▸ **PROBLEM**: Quote, without any change, every line of the listing below from the line containing "440, 533, 454]" down to the line containing "Bar: [360, 718, 378, 730]", with both of those lines included.

** START RECORDS PROVIDED **

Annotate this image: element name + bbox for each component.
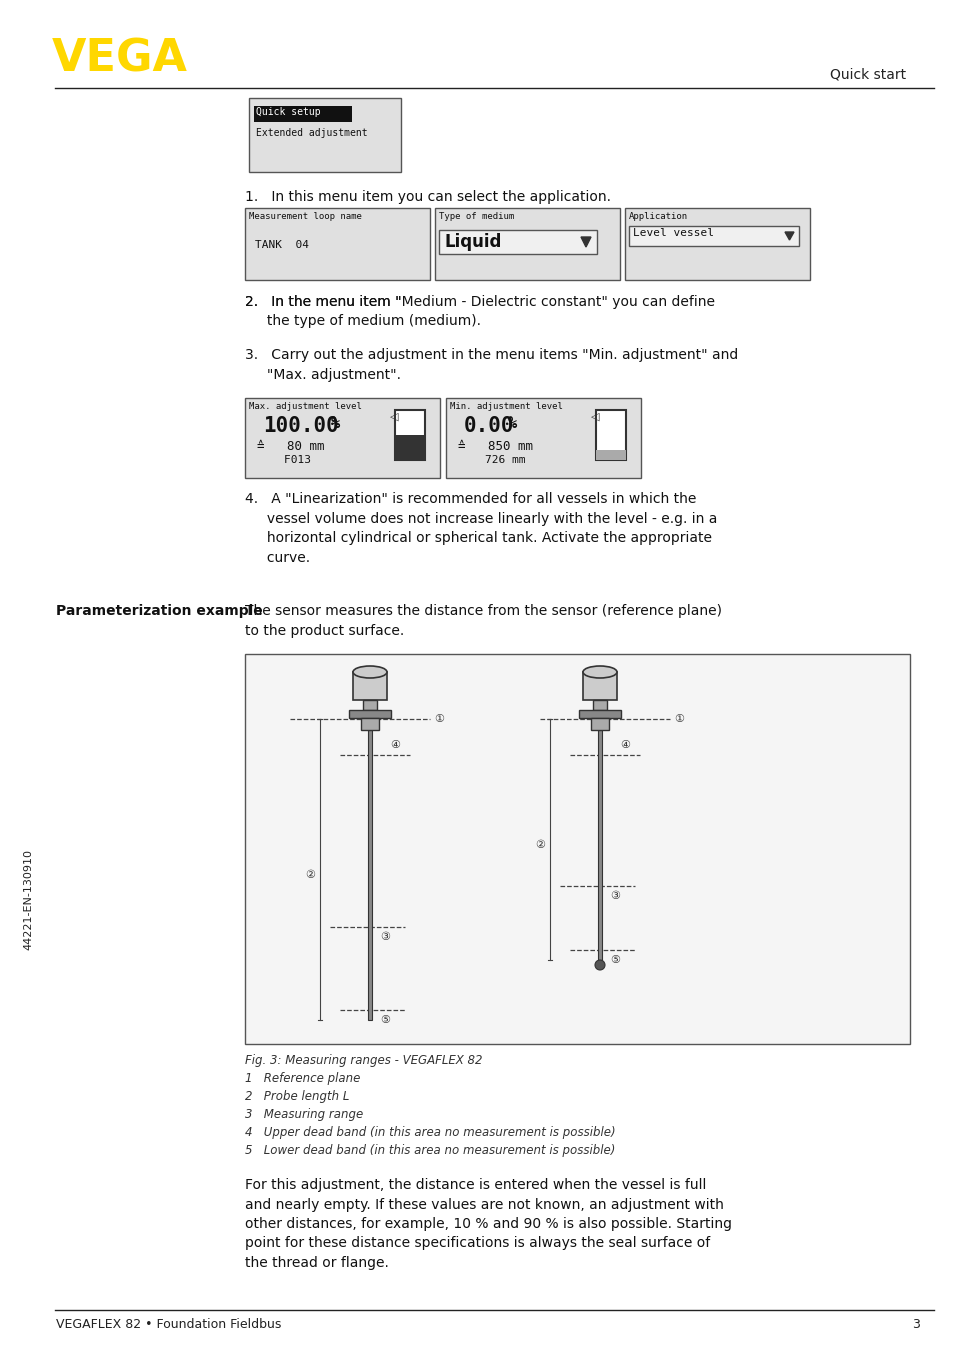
Text: ≙   850 mm: ≙ 850 mm: [457, 440, 533, 454]
Text: Quick start: Quick start: [829, 68, 905, 83]
Text: F013: F013: [256, 455, 311, 464]
Text: 1   Reference plane: 1 Reference plane: [245, 1072, 360, 1085]
Text: ◁: ◁: [390, 412, 398, 422]
Polygon shape: [580, 237, 590, 246]
Bar: [253, 106, 352, 122]
Text: ③: ③: [609, 891, 619, 900]
Bar: [249, 97, 400, 172]
Text: ◁: ◁: [590, 412, 598, 422]
Bar: [628, 226, 799, 246]
Polygon shape: [784, 232, 793, 240]
Text: ≙   80 mm: ≙ 80 mm: [256, 440, 324, 454]
Text: %: %: [331, 416, 340, 431]
Bar: [593, 700, 606, 709]
Text: ③: ③: [379, 932, 390, 942]
Text: 3: 3: [911, 1317, 919, 1331]
Text: 3   Measuring range: 3 Measuring range: [245, 1108, 363, 1121]
Text: 4.   A "Linearization" is recommended for all vessels in which the
     vessel v: 4. A "Linearization" is recommended for …: [245, 492, 717, 565]
Bar: [596, 410, 625, 460]
Bar: [582, 672, 617, 700]
Text: ②: ②: [535, 839, 544, 850]
Text: ①: ①: [434, 714, 443, 724]
Bar: [578, 709, 620, 718]
Bar: [360, 718, 378, 730]
Text: ⑤: ⑤: [379, 1016, 390, 1025]
Text: %: %: [507, 416, 517, 431]
Text: ②: ②: [305, 871, 314, 880]
Bar: [590, 718, 608, 730]
Text: 44221-EN-130910: 44221-EN-130910: [23, 849, 33, 951]
Bar: [349, 709, 391, 718]
Text: 5   Lower dead band (in this area no measurement is possible): 5 Lower dead band (in this area no measu…: [245, 1144, 615, 1158]
Text: Min. adjustment level: Min. adjustment level: [450, 402, 562, 412]
Text: Liquid: Liquid: [444, 233, 502, 250]
Text: Measurement loop name: Measurement loop name: [249, 213, 361, 221]
Circle shape: [595, 960, 604, 969]
Bar: [395, 410, 424, 460]
Text: 3.   Carry out the adjustment in the menu items "Min. adjustment" and
     "Max.: 3. Carry out the adjustment in the menu …: [245, 348, 738, 382]
Text: Max. adjustment level: Max. adjustment level: [249, 402, 361, 412]
Text: For this adjustment, the distance is entered when the vessel is full
and nearly : For this adjustment, the distance is ent…: [245, 1178, 731, 1270]
Text: 2.   In the menu item ": 2. In the menu item ": [245, 295, 401, 309]
Text: 726 mm: 726 mm: [457, 455, 525, 464]
Bar: [368, 730, 372, 1020]
Ellipse shape: [353, 666, 387, 678]
Bar: [353, 672, 387, 700]
Text: Extended adjustment: Extended adjustment: [255, 129, 367, 138]
Text: 2   Probe length L: 2 Probe length L: [245, 1090, 349, 1104]
Text: VEGAFLEX 82 • Foundation Fieldbus: VEGAFLEX 82 • Foundation Fieldbus: [56, 1317, 281, 1331]
Text: Quick setup: Quick setup: [255, 107, 320, 116]
Text: Type of medium: Type of medium: [438, 213, 514, 221]
Bar: [435, 209, 619, 280]
Text: 2.   In the menu item "Medium - Dielectric constant" you can define
     the typ: 2. In the menu item "Medium - Dielectric…: [245, 295, 714, 329]
Text: The sensor measures the distance from the sensor (reference plane)
to the produc: The sensor measures the distance from th…: [245, 604, 721, 638]
Bar: [245, 209, 430, 280]
Ellipse shape: [582, 666, 617, 678]
Text: ①: ①: [673, 714, 683, 724]
Text: 4   Upper dead band (in this area no measurement is possible): 4 Upper dead band (in this area no measu…: [245, 1127, 615, 1139]
Bar: [363, 700, 376, 709]
Text: Level vessel: Level vessel: [633, 227, 713, 238]
Text: ④: ④: [619, 741, 629, 750]
Text: Parameterization example: Parameterization example: [56, 604, 262, 617]
Bar: [395, 435, 424, 460]
Bar: [245, 654, 909, 1044]
Text: Application: Application: [628, 213, 687, 221]
Text: ④: ④: [390, 741, 399, 750]
Bar: [438, 230, 597, 255]
Bar: [596, 450, 625, 460]
Text: ⑤: ⑤: [609, 955, 619, 965]
Text: TANK  04: TANK 04: [254, 240, 309, 250]
Text: 1.   In this menu item you can select the application.: 1. In this menu item you can select the …: [245, 190, 610, 204]
Text: VEGA: VEGA: [52, 38, 188, 81]
Bar: [446, 398, 640, 478]
Bar: [245, 398, 439, 478]
Text: Fig. 3: Measuring ranges - VEGAFLEX 82: Fig. 3: Measuring ranges - VEGAFLEX 82: [245, 1053, 482, 1067]
Text: 0.00: 0.00: [463, 416, 514, 436]
Bar: [624, 209, 809, 280]
Text: 100.00: 100.00: [263, 416, 338, 436]
Bar: [598, 730, 601, 960]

** END RECORDS PROVIDED **

▸ **EXERCISE OUTPUT**:
Text: ≙   850 mm: ≙ 850 mm: [457, 440, 533, 454]
Text: Quick start: Quick start: [829, 68, 905, 83]
Text: F013: F013: [256, 455, 311, 464]
Text: 1   Reference plane: 1 Reference plane: [245, 1072, 360, 1085]
Text: ◁: ◁: [390, 412, 398, 422]
Polygon shape: [580, 237, 590, 246]
Bar: [253, 106, 352, 122]
Text: ③: ③: [609, 891, 619, 900]
Bar: [249, 97, 400, 172]
Text: ◁: ◁: [590, 412, 598, 422]
Bar: [628, 226, 799, 246]
Polygon shape: [784, 232, 793, 240]
Text: ≙   80 mm: ≙ 80 mm: [256, 440, 324, 454]
Text: %: %: [331, 416, 340, 431]
Bar: [593, 700, 606, 709]
Text: ③: ③: [379, 932, 390, 942]
Text: 3: 3: [911, 1317, 919, 1331]
Text: 3   Measuring range: 3 Measuring range: [245, 1108, 363, 1121]
Text: 4.   A "Linearization" is recommended for all vessels in which the
     vessel v: 4. A "Linearization" is recommended for …: [245, 492, 717, 565]
Bar: [596, 410, 625, 460]
Bar: [582, 672, 617, 700]
Text: ②: ②: [535, 839, 544, 850]
Text: ①: ①: [434, 714, 443, 724]
Bar: [578, 709, 620, 718]
Bar: [360, 718, 378, 730]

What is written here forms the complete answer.